* [SHORT PROBLEM]:
Report the number of lines where the string "Abilities" occurs, and write nothing else.

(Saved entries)
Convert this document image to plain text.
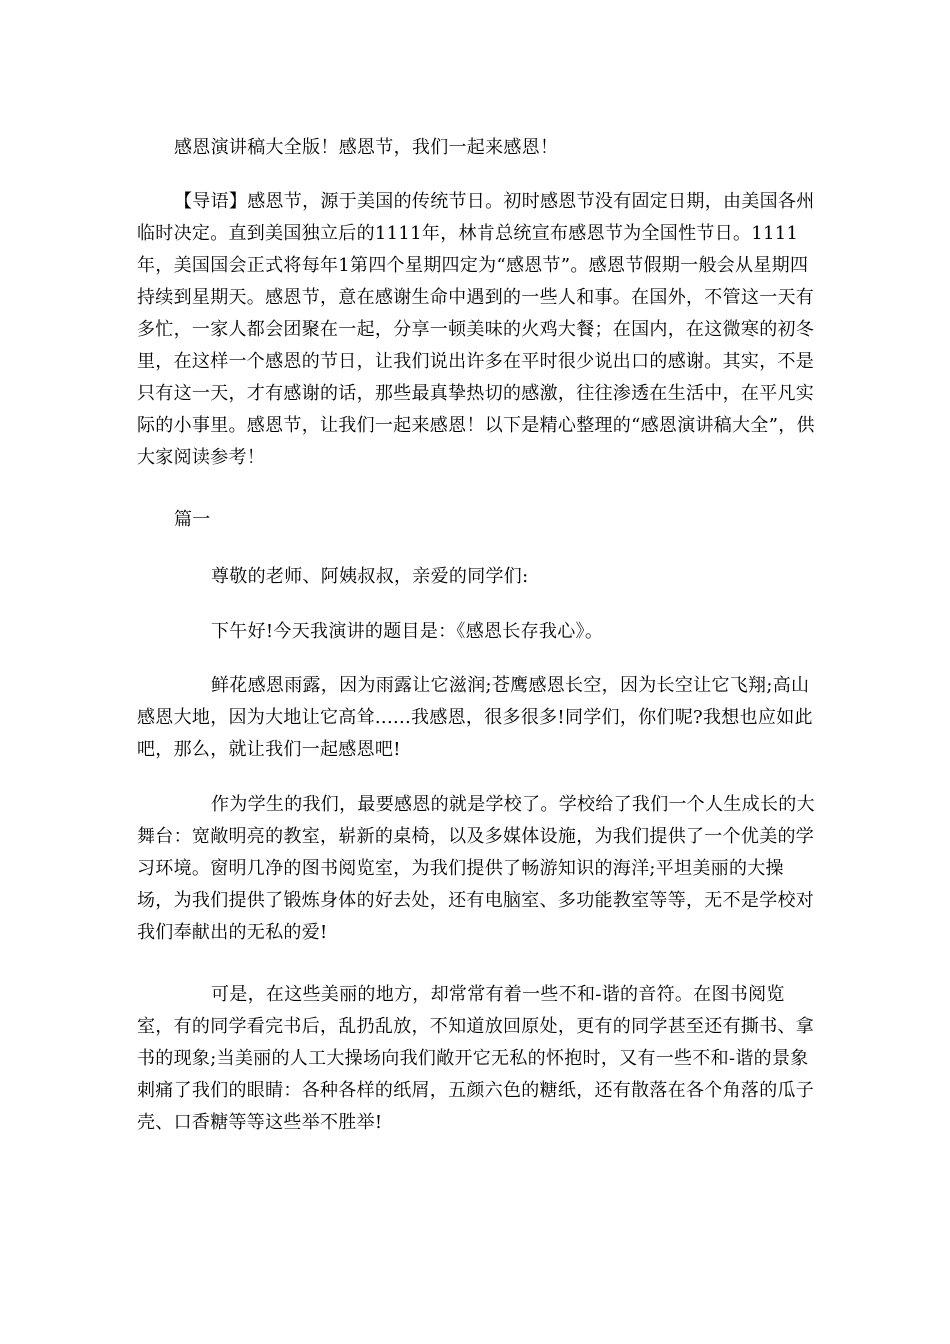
感恩演讲稿大全版！感恩节，我们一起来感恩！

【导语】感恩节，源于美国的传统节日。初时感恩节没有固定日期，由美国各州临时决定。直到美国独立后的1111年，林肯总统宣布感恩节为全国性节日。1111年，美国国会正式将每年1第四个星期四定为“感恩节”。感恩节假期一般会从星期四持续到星期天。感恩节，意在感谢生命中遇到的一些人和事。在国外，不管这一天有多忙，一家人都会团聚在一起，分享一顿美味的火鸡大餐；在国内，在这微寒的初冬里，在这样一个感恩的节日，让我们说出许多在平时很少说出口的感谢。其实，不是只有这一天，才有感谢的话，那些最真挚热切的感激，往往渗透在生活中，在平凡实际的小事里。感恩节，让我们一起来感恩！以下是精心整理的“感恩演讲稿大全”，供大家阅读参考！

篇一

尊敬的老师、阿姨叔叔，亲爱的同学们:

下午好!今天我演讲的题目是：《感恩长存我心》。

鲜花感恩雨露，因为雨露让它滋润;苍鹰感恩长空，因为长空让它飞翔;高山感恩大地，因为大地让它高耸......我感恩，很多很多!同学们，你们呢?我想也应如此吧，那么，就让我们一起感恩吧!

作为学生的我们，最要感恩的就是学校了。学校给了我们一个人生成长的大舞台：宽敞明亮的教室，崭新的桌椅，以及多媒体设施，为我们提供了一个优美的学习环境。窗明几净的图书阅览室，为我们提供了畅游知识的海洋;平坦美丽的大操场，为我们提供了锻炼身体的好去处，还有电脑室、多功能教室等等，无不是学校对我们奉献出的无私的爱!

可是，在这些美丽的地方，却常常有着一些不和-谐的音符。在图书阅览室，有的同学看完书后，乱扔乱放，不知道放回原处，更有的同学甚至还有撕书、拿书的现象;当美丽的人工大操场向我们敞开它无私的怀抱时，又有一些不和-谐的景象刺痛了我们的眼睛：各种各样的纸屑，五颜六色的糖纸，还有散落在各个角落的瓜子壳、口香糖等等这些举不胜举!
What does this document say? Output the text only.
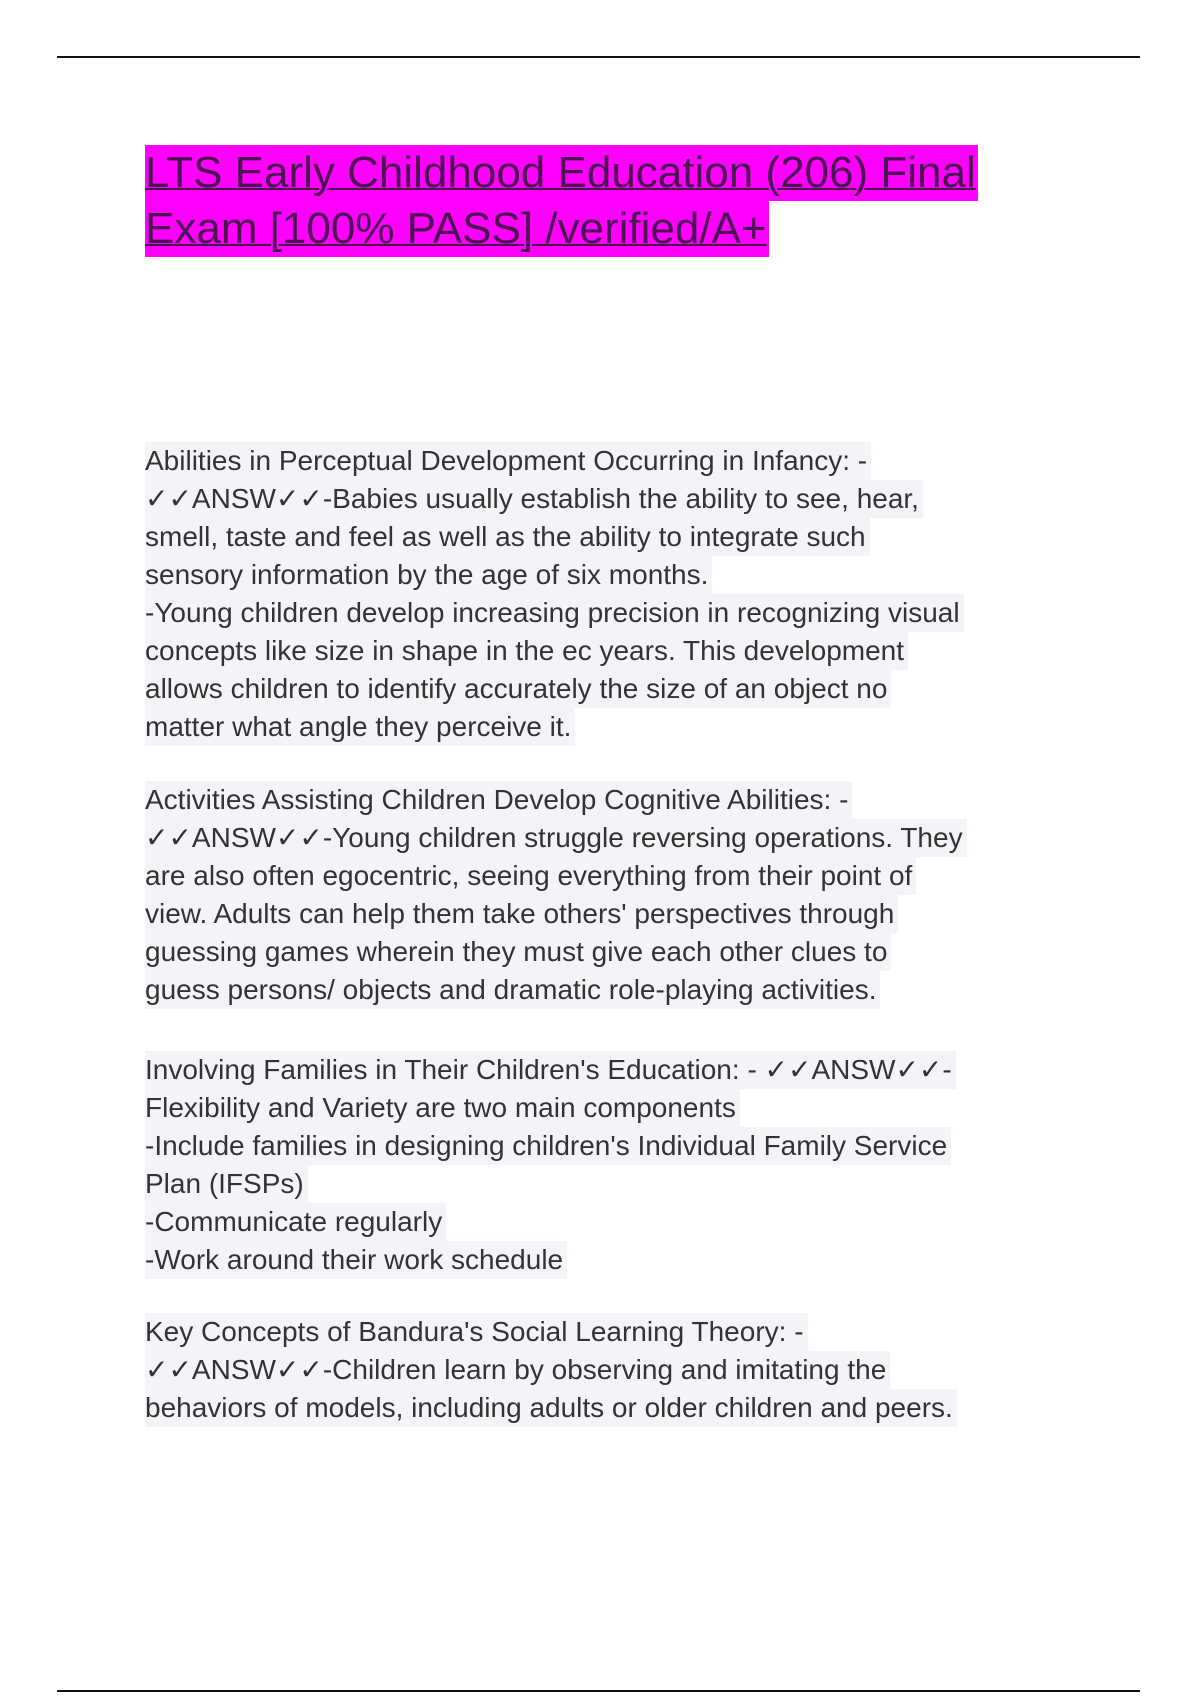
LTS Early Childhood Education (206) Final
Exam [100% PASS] /verified/A+
Abilities in Perceptual Development Occurring in Infancy: -
✓✓ANSW✓✓-Babies usually establish the ability to see, hear,
smell, taste and feel as well as the ability to integrate such
sensory information by the age of six months.
-Young children develop increasing precision in recognizing visual
concepts like size in shape in the ec years. This development
allows children to identify accurately the size of an object no
matter what angle they perceive it.
Activities Assisting Children Develop Cognitive Abilities: -
✓✓ANSW✓✓-Young children struggle reversing operations. They
are also often egocentric, seeing everything from their point of
view. Adults can help them take others' perspectives through
guessing games wherein they must give each other clues to
guess persons/ objects and dramatic role-playing activities.
Involving Families in Their Children's Education: - ✓✓ANSW✓✓-
Flexibility and Variety are two main components
-Include families in designing children's Individual Family Service
Plan (IFSPs)
-Communicate regularly
-Work around their work schedule
Key Concepts of Bandura's Social Learning Theory: -
✓✓ANSW✓✓-Children learn by observing and imitating the
behaviors of models, including adults or older children and peers.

* [RESPONSE]:
2